Defense counsel did not request an instruction on the effect of prior threats or acts of violence by M.A. Assuming such an instruction would have been appropriate based on appellant’s testimony about his general belief that M.A. had acted as a pimp in the past, the bracketed paragraph of CALCRIM No. 3470 was a pinpoint instruction that was not required to be given sua sponte. (People v. Hughes (2002) 27 Cal.4th 287, 361.)
C. Cumulative Error
Because we have found no error, there are no errors to cumulate. (See People v. Calderon (2004) 124 Cal.App.4th 80, 93.)
The judgment is affirmed.
SIMONS, ACTING P. J.
1. Further statutory references are to the Penal Code.
2. The 16-year aggregate sentence included the three-year middle term for the assault count (§ 245, subd. (a)(1)), doubled to six years based on a prior conviction under the Three Strikes law (§ 1170.12, subd. (c)(1)), a consecutive three-year term for the great bodily injury enhancement (§ 12022.7, subd. (a)), a five-year serious felony prior conviction enhancement (§ 667, subd. (a)), and two one-year terms for two prior prison term enhancements (§ 667.5, subd. (b)).
3. We have reviewed the surveillance videos admitted into evidence and none of them show M.A. approaching appellant from behind in the moments before he threw her to the ground.
4. The court also gave CALCRIM No. 3404 regarding the defense of accident: “The defendant is not guilty of Attempted Murder or Assault with a Deadly Weapon if he acted without the intent required for [those crimes], but acted instead accidentally. You may not find the defendant guilty of Attempted Murder or Assault with a Deadly Weapon unless you are convinced beyond a reasonable doubt that he acted with the required intent.”

Task to complete: Write what comes next in the appeals court opinion above, starting right after its last sentence.

Information given:

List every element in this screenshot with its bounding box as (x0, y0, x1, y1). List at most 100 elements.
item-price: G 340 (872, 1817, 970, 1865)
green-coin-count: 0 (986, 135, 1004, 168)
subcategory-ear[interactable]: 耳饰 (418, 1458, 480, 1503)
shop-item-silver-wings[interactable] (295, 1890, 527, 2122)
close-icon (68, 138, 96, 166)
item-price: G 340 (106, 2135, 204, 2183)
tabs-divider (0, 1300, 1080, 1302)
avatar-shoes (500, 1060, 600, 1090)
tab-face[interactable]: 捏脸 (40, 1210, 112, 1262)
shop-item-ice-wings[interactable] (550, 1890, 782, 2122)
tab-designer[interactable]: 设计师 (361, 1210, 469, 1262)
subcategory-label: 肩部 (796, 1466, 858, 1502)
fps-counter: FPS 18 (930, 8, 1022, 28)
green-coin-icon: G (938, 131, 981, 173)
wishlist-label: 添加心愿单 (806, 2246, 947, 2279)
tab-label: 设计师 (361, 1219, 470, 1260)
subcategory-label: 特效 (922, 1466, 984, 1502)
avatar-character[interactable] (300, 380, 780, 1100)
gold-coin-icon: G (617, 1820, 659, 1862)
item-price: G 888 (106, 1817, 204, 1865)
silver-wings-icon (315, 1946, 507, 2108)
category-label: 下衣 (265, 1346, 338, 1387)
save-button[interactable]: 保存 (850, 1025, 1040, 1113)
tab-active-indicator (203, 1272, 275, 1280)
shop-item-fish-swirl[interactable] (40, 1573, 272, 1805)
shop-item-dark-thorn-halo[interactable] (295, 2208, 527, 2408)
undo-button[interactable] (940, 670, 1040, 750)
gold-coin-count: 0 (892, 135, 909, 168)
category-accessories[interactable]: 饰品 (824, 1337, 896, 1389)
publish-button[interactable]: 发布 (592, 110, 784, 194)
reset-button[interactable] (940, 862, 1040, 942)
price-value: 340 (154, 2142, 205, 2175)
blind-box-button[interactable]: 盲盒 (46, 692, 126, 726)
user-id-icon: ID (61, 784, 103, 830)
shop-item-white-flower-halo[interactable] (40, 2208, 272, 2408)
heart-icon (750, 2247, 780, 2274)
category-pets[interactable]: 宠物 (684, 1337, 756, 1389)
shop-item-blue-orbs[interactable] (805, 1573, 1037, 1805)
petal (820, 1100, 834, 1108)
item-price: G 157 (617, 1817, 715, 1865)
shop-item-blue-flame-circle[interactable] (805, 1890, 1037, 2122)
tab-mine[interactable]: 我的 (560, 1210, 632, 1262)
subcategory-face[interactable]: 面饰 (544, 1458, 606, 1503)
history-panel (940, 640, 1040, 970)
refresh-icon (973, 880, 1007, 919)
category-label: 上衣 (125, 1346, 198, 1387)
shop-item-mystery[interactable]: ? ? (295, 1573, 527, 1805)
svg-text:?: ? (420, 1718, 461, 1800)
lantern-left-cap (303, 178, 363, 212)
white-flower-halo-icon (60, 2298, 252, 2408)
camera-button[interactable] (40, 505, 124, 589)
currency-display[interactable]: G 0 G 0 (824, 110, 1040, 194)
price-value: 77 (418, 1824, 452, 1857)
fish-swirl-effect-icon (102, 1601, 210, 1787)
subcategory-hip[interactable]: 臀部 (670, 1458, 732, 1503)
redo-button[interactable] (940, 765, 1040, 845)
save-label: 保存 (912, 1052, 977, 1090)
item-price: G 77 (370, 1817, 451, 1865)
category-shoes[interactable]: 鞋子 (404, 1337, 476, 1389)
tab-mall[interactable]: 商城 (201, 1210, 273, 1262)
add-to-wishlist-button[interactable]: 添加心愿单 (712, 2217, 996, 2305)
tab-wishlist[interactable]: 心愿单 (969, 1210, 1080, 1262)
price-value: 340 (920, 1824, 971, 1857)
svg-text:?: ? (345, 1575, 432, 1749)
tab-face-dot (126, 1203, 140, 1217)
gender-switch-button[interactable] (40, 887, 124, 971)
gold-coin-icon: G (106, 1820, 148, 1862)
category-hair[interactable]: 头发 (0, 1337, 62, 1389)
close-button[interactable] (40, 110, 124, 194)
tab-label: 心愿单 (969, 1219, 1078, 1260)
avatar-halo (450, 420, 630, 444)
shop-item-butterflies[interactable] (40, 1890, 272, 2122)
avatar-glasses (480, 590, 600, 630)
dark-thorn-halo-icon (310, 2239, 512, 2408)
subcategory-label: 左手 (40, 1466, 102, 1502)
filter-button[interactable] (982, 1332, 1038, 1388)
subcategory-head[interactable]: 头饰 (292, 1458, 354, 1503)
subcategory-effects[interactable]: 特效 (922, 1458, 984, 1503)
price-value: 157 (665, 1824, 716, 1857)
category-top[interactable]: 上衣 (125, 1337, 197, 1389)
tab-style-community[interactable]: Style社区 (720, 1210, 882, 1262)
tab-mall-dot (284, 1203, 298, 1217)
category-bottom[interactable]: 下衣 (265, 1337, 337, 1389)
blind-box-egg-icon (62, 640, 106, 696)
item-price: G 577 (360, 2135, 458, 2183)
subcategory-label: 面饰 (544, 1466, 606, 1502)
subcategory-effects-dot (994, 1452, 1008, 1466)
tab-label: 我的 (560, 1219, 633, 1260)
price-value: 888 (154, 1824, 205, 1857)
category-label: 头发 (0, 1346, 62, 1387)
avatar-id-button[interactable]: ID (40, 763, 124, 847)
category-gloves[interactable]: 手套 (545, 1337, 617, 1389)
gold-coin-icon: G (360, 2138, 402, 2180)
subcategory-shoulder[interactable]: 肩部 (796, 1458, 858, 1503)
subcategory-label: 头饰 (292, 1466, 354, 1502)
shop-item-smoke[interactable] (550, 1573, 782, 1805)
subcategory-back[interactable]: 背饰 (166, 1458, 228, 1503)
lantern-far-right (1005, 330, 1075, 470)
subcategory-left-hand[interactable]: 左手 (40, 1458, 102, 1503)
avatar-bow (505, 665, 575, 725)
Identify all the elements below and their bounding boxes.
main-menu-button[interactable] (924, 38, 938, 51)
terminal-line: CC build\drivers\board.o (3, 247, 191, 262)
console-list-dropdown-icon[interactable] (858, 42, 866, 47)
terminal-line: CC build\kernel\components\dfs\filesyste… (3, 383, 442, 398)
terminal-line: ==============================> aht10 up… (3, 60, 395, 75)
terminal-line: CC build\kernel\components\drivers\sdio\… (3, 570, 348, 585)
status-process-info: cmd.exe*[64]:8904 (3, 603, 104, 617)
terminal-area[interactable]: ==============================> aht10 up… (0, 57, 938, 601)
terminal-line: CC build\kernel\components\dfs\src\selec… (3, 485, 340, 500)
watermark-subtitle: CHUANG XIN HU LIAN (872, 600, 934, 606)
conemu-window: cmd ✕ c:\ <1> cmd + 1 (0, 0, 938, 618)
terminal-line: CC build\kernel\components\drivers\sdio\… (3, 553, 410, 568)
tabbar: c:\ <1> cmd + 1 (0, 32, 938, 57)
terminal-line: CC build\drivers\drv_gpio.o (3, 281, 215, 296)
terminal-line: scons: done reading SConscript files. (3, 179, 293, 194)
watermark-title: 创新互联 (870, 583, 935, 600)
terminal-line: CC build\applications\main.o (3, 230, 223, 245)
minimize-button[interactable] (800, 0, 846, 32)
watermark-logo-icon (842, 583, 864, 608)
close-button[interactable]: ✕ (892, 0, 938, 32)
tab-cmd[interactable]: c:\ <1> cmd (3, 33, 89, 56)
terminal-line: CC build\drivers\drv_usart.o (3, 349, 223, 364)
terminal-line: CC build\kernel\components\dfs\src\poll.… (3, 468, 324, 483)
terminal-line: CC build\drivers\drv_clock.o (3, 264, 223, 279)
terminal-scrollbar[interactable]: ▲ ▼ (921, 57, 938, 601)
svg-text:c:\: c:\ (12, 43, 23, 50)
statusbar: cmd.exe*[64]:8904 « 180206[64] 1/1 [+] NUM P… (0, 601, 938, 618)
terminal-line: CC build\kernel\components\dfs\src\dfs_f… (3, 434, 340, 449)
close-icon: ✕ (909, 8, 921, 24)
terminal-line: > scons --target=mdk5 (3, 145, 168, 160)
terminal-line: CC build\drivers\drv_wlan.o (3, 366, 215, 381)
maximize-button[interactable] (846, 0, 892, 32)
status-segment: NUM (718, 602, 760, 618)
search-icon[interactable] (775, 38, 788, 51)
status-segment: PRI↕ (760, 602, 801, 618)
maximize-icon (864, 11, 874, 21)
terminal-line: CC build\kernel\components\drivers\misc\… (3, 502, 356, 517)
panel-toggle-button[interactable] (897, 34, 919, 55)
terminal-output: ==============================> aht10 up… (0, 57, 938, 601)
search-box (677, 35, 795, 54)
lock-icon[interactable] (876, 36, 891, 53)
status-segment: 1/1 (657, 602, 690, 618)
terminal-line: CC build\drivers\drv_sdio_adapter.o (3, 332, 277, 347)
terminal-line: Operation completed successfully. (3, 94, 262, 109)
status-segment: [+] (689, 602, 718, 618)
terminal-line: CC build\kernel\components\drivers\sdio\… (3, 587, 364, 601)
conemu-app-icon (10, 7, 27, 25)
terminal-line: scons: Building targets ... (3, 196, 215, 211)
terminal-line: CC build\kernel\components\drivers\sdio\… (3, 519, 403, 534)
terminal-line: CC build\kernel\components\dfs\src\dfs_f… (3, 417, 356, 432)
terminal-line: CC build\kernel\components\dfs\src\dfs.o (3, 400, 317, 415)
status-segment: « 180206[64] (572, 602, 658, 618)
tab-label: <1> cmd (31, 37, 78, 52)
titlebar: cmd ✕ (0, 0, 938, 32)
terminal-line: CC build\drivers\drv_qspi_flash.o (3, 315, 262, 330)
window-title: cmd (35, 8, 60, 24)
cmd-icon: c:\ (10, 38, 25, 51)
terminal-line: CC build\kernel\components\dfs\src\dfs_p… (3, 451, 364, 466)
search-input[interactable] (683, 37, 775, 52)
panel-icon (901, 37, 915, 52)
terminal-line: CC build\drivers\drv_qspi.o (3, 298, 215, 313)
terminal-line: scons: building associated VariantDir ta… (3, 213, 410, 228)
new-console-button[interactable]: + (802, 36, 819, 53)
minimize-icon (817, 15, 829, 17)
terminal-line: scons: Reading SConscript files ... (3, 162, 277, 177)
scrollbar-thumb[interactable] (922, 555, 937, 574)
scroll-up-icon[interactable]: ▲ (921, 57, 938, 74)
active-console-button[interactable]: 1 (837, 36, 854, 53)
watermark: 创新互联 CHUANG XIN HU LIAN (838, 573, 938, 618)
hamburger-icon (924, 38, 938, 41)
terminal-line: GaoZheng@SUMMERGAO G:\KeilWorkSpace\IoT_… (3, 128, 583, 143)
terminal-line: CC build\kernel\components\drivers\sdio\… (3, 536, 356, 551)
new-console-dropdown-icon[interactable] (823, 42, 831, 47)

Response:
5. The court did not give a pinpoint instruction requested by the prosecution: “The term imminent danger means that the danger of death, great bodily injury or danger of unlawful touching must have existed or appeared to the defendant at the very time that he grabbed [M.A.] from behind. In other words the danger must appear to the defendant as immediate and present and not prospective or even in the near future. An imminent danger is one that, from appearances, must be instantly dealt with.”
6. Aris was overruled on unrelated grounds in People v. Humphrey (1996) 13 Cal.4th 1073, 1089.
7. Section 1138 provides: “After the jury have retired for deliberation, if there be any disagreement between them as to the testimony, or if they desire to be informed on any point of law arising in the case, they must require the officer to conduct them into court. Upon being brought into court, the information required must be given in the presence of, or after notice to, the prosecuting attorney, and the defendant or his counsel, or after they have been called.”